--- start Data listing ---
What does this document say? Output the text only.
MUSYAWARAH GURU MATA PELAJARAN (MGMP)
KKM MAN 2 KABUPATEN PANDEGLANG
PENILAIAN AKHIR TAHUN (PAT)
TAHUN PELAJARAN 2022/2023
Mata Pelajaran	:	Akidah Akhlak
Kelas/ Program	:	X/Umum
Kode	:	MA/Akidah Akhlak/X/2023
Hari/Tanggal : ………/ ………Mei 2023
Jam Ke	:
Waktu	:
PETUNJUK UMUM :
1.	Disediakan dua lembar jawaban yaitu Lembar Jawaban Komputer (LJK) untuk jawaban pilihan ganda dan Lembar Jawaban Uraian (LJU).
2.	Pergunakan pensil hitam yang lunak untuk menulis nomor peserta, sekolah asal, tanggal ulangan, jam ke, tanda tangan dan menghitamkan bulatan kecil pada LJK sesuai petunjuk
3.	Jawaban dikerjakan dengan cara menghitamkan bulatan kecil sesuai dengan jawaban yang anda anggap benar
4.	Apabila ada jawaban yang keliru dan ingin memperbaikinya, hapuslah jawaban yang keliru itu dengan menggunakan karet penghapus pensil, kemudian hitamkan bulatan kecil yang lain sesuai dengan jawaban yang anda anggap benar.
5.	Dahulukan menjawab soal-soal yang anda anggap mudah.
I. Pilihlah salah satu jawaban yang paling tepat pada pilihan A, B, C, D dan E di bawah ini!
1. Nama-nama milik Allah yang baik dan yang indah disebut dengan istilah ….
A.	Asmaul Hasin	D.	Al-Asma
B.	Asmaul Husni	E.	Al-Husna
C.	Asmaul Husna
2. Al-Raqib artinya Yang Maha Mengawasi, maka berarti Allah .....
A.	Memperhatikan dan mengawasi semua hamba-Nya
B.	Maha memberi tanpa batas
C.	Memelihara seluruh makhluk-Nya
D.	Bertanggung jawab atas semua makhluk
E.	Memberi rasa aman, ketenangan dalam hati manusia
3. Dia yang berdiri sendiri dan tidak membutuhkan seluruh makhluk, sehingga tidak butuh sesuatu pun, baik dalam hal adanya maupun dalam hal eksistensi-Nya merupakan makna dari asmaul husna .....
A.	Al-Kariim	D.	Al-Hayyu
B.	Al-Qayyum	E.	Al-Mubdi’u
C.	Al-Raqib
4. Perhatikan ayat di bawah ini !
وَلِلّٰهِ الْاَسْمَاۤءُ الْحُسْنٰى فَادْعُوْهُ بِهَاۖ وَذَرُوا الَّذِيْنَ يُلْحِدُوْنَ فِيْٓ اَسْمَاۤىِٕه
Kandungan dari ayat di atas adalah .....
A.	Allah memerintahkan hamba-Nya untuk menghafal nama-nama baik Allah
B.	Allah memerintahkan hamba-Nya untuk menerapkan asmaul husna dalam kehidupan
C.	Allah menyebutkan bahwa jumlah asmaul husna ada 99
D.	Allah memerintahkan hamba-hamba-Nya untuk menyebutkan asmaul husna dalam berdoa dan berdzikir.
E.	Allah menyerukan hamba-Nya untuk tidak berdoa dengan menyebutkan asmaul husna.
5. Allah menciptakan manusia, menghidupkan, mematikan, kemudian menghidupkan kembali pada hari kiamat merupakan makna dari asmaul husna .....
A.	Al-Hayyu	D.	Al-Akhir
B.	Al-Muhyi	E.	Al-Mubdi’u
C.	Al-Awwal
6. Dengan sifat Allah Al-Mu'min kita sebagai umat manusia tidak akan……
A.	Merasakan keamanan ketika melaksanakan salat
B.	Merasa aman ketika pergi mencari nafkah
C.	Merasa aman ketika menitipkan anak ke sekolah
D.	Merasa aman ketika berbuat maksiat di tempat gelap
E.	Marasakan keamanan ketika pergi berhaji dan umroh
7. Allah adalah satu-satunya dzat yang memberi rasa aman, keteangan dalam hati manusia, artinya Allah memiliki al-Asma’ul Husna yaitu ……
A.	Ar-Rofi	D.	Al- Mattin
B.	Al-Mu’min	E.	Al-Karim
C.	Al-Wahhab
--- end Data listing ---
**Exercise**
Filter the records above for lines containing the word "pensil", and copy those lines.

**Answer to this problem**
2.	Pergunakan pensil hitam yang lunak untuk menulis nomor peserta, sekolah asal, tanggal ulangan, jam ke, tanda tangan dan menghitamkan bulatan kecil pada LJK sesuai petunjuk
4.	Apabila ada jawaban yang keliru dan ingin memperbaikinya, hapuslah jawaban yang keliru itu dengan menggunakan karet penghapus pensil, kemudian hitamkan bulatan kecil yang lain sesuai dengan jawaban yang anda anggap benar.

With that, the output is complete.